◆ **Job**:
Tally the lines below that contain the word "Methane", and give only the count.

* * * * * * *

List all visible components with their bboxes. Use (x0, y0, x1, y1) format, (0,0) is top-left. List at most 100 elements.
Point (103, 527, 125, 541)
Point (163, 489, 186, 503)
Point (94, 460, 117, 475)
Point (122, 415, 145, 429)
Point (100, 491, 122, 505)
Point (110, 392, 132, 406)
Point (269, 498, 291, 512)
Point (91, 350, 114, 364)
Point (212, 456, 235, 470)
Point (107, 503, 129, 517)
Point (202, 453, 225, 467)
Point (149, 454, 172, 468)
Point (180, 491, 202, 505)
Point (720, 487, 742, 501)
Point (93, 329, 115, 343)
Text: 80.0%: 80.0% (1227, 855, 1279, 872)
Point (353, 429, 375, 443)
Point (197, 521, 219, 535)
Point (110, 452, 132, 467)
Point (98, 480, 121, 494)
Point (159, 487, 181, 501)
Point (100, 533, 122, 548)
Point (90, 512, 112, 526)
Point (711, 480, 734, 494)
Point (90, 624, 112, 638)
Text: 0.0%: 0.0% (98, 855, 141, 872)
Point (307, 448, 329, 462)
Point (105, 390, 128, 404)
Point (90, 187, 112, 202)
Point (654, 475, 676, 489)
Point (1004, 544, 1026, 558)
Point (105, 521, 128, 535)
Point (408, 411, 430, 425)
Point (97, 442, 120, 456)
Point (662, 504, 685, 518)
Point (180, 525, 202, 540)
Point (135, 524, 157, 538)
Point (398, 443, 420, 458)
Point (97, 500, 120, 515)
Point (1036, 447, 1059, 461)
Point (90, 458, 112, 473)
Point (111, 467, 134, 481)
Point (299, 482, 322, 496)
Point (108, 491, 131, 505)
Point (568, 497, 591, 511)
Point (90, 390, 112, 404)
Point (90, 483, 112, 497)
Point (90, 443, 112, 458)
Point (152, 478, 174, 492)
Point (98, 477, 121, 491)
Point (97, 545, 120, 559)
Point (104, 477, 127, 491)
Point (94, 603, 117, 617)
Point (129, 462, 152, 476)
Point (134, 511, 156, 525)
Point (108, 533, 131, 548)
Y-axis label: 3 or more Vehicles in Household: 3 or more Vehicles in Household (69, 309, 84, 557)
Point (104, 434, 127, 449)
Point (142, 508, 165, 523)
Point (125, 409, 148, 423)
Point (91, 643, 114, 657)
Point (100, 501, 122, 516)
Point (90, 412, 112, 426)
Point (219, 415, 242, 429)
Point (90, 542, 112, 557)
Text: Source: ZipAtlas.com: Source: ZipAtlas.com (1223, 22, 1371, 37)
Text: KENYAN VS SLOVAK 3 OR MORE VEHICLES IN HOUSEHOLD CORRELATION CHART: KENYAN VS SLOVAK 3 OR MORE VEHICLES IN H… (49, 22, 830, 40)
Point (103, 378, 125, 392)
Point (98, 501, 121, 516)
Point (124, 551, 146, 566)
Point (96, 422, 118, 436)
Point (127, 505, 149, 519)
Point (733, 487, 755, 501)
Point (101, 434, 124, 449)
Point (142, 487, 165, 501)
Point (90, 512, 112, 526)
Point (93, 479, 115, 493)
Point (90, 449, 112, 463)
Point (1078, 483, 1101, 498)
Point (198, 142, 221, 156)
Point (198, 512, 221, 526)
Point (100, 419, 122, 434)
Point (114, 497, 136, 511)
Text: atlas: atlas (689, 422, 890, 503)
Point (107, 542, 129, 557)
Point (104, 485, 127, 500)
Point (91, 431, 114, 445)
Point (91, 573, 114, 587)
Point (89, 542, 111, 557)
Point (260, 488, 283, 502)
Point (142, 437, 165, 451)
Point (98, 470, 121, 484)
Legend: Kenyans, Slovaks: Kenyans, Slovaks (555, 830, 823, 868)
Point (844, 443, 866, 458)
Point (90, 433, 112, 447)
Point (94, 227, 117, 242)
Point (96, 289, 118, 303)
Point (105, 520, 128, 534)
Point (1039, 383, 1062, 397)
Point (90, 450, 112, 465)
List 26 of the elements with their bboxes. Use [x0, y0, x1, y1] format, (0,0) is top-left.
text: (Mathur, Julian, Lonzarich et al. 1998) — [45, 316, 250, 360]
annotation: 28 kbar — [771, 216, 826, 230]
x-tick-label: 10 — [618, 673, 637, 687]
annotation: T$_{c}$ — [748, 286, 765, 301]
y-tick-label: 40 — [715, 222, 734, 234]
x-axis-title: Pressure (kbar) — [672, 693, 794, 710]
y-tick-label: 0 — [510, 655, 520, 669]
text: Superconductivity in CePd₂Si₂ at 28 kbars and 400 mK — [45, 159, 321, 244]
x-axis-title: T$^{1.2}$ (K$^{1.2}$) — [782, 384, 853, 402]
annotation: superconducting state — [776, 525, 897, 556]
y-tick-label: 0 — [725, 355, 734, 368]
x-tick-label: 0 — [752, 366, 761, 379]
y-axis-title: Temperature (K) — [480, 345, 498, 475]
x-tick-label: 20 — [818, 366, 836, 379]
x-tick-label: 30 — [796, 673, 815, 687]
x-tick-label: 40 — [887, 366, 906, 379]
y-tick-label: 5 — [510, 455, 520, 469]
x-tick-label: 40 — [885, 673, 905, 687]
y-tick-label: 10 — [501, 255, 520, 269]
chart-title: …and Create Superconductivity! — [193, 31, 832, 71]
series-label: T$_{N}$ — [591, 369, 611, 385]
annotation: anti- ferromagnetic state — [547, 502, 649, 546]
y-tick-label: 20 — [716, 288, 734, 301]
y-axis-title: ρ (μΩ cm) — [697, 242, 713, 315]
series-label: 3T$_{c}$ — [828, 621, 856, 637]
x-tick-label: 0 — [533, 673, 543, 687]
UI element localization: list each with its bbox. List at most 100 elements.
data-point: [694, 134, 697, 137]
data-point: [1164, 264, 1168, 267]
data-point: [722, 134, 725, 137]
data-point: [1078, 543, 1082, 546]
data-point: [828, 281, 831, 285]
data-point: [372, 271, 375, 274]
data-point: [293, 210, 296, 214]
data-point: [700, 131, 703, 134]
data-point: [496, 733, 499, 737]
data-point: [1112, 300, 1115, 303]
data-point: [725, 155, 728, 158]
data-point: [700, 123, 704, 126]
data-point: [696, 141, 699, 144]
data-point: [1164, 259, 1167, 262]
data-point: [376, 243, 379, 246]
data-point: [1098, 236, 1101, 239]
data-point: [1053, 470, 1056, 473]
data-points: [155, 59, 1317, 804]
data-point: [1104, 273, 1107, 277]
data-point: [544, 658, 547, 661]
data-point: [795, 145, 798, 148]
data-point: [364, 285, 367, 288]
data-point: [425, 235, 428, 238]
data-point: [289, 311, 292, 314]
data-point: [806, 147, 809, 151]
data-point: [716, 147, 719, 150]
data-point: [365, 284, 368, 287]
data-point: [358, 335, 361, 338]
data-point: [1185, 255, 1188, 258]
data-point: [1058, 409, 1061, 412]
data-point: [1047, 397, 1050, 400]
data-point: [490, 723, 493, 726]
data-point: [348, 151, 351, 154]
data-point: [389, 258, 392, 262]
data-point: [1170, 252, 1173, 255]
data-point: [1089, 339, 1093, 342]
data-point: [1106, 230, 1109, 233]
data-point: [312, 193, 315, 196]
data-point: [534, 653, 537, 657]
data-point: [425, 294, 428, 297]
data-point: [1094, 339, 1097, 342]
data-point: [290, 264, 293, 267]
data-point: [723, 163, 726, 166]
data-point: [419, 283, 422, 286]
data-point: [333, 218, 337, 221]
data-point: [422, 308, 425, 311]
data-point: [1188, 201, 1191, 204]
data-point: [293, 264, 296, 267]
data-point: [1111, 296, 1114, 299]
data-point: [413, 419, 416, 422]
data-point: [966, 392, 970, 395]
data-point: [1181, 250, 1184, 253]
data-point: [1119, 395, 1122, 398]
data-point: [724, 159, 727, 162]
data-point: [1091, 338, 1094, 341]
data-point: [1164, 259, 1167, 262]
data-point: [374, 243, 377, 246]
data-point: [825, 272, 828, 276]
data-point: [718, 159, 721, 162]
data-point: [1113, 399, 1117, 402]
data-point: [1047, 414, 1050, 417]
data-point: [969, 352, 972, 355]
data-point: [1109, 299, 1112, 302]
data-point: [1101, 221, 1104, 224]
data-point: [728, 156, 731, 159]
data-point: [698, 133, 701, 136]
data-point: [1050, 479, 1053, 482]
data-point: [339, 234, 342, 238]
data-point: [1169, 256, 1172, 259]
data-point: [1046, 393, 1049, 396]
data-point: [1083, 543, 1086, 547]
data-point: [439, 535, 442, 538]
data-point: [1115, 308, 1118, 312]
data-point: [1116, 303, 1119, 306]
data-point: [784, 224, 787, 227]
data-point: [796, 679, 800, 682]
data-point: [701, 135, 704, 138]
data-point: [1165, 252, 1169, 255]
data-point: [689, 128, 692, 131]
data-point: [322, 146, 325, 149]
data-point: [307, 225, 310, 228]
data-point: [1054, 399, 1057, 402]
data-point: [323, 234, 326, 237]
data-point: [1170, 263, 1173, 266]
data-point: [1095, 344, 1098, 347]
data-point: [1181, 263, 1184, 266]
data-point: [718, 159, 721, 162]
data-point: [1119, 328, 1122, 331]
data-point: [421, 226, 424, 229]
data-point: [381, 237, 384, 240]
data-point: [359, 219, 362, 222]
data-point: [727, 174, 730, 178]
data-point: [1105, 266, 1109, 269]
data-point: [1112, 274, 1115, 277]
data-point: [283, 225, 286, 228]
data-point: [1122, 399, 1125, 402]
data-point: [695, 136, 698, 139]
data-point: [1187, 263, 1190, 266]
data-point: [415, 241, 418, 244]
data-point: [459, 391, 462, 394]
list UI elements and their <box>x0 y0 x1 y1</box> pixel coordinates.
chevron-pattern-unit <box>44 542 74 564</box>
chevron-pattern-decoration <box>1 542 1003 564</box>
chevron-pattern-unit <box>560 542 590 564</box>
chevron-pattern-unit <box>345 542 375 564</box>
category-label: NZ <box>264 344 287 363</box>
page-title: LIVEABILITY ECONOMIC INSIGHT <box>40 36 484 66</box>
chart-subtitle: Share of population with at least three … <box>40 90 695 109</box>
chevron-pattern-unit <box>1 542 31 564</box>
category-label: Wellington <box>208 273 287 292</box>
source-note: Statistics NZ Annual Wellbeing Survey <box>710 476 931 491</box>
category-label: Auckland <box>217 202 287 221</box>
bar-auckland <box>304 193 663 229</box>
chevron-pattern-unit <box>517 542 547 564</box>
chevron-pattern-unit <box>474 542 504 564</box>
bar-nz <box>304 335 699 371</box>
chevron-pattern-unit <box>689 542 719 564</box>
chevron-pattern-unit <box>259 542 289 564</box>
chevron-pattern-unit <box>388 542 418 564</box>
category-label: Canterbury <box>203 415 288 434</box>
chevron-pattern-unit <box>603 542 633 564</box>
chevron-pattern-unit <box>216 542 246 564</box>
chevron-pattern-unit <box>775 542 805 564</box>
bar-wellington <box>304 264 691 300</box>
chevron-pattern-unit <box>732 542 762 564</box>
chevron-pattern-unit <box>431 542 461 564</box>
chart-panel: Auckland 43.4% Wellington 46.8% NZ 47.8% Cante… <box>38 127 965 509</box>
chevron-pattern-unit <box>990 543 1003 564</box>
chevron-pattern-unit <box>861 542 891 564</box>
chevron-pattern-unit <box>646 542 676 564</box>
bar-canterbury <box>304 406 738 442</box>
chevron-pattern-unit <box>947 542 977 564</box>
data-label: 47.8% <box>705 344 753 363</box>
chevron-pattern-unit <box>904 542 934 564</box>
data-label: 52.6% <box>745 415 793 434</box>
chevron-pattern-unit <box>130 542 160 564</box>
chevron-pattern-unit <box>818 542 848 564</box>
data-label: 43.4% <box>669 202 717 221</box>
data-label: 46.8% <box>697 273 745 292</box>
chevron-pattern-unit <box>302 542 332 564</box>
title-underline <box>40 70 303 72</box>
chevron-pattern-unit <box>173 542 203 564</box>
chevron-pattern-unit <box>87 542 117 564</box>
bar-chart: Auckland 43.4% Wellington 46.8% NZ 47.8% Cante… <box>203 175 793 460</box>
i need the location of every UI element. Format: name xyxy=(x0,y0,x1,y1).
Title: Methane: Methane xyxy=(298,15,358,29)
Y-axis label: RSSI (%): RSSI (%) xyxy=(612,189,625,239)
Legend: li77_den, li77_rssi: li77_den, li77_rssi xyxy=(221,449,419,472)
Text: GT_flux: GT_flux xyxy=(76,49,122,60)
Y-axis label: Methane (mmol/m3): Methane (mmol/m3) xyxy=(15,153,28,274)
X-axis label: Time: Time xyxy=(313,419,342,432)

* * * * * * *

◆ **Solved problem**:
2